=== DESCRIPTION OF THE TASK ===
Sort through the entries below and pull out lines containing the word "Пречистые".

=== STORED DATA ===
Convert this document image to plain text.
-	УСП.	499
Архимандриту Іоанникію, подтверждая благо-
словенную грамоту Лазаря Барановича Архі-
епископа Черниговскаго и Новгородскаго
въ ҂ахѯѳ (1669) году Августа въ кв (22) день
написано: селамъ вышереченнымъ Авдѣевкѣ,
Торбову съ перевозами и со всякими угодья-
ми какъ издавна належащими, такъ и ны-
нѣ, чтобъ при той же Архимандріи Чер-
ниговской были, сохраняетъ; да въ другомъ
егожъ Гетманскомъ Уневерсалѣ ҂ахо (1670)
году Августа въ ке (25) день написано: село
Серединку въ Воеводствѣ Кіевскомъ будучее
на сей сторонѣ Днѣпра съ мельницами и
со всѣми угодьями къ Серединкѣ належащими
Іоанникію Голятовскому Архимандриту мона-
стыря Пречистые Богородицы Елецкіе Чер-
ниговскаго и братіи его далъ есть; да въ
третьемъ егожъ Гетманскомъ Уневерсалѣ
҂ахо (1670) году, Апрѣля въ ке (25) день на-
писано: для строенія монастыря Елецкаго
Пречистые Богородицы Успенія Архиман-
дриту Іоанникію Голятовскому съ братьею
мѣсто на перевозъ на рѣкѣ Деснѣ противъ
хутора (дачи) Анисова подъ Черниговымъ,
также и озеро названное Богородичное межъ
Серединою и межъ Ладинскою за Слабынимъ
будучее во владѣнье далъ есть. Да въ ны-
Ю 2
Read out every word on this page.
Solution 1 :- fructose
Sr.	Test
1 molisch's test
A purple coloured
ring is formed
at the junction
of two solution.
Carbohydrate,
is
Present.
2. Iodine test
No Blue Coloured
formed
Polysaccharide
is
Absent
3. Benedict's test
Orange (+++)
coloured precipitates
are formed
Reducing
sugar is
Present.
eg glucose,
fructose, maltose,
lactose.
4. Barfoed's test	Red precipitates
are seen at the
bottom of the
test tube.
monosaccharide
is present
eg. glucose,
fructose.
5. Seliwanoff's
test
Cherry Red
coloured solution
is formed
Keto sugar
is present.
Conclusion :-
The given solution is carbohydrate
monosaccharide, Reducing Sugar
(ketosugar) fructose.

=== WRITTEN REPLY ===
стыря Пречистые Богородицы Елецкіе Чер-
Пречистые Богородицы Успенія Архиман-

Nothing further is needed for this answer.